[Task details] Copy, from the entries below, each line where the word "LAMOST" can be found.

[Records for this task]
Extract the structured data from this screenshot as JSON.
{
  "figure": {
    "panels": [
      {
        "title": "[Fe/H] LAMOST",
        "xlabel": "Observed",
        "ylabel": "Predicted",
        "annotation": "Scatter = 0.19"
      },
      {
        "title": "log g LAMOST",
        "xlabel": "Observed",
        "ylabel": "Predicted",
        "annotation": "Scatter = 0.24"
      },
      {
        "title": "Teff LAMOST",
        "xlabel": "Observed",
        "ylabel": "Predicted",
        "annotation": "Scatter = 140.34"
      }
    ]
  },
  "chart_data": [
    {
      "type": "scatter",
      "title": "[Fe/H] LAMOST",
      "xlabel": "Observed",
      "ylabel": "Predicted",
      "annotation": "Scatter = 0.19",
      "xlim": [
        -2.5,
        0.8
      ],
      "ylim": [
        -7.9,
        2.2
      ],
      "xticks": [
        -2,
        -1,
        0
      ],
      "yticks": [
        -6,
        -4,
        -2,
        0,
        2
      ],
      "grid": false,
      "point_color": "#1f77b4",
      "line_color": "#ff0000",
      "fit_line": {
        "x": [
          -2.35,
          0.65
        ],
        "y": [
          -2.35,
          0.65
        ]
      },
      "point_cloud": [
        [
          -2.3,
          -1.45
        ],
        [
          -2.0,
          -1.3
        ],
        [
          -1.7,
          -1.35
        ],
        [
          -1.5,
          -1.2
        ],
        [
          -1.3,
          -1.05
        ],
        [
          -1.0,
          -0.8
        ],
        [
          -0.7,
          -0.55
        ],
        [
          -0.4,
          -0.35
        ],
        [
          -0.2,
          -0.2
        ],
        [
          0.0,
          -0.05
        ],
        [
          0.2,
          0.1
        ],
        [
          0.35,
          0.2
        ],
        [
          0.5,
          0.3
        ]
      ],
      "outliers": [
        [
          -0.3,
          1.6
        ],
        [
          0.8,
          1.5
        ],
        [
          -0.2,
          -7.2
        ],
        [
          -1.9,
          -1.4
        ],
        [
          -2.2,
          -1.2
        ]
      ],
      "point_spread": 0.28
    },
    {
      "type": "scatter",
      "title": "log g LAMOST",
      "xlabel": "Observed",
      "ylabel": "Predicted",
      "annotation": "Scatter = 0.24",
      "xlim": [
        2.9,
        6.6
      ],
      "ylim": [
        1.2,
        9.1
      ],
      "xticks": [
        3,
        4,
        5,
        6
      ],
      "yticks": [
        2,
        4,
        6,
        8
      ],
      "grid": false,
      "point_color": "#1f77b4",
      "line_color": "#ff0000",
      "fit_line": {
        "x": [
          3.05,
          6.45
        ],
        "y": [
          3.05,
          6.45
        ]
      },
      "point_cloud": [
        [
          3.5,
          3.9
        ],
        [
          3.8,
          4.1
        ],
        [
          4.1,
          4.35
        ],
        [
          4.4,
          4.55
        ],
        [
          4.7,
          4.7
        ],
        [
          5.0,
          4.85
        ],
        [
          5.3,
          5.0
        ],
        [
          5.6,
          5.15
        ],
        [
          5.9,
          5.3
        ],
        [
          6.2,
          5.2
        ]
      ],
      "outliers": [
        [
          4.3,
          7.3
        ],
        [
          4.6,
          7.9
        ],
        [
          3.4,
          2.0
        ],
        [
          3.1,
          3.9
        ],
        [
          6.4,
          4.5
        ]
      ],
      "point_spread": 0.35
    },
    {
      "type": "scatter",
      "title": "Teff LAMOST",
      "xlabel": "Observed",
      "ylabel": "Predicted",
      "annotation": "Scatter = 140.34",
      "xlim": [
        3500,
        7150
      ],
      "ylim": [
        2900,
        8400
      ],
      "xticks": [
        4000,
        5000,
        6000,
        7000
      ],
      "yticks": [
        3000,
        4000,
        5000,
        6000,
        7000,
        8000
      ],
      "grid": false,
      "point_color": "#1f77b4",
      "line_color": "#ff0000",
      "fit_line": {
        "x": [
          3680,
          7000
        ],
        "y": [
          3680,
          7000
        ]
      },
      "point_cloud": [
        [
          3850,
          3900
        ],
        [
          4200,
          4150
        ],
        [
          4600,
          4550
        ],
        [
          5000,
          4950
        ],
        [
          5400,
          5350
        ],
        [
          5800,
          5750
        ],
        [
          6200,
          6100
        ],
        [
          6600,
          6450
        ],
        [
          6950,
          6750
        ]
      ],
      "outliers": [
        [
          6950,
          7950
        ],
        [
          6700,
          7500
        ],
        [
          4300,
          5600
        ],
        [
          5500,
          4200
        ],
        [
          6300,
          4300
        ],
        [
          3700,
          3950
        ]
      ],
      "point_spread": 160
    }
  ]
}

[Correct response]
        "title": "[Fe/H] LAMOST",
        "title": "log g LAMOST",
        "title": "Teff LAMOST",
      "title": "[Fe/H] LAMOST",
      "title": "log g LAMOST",
      "title": "Teff LAMOST",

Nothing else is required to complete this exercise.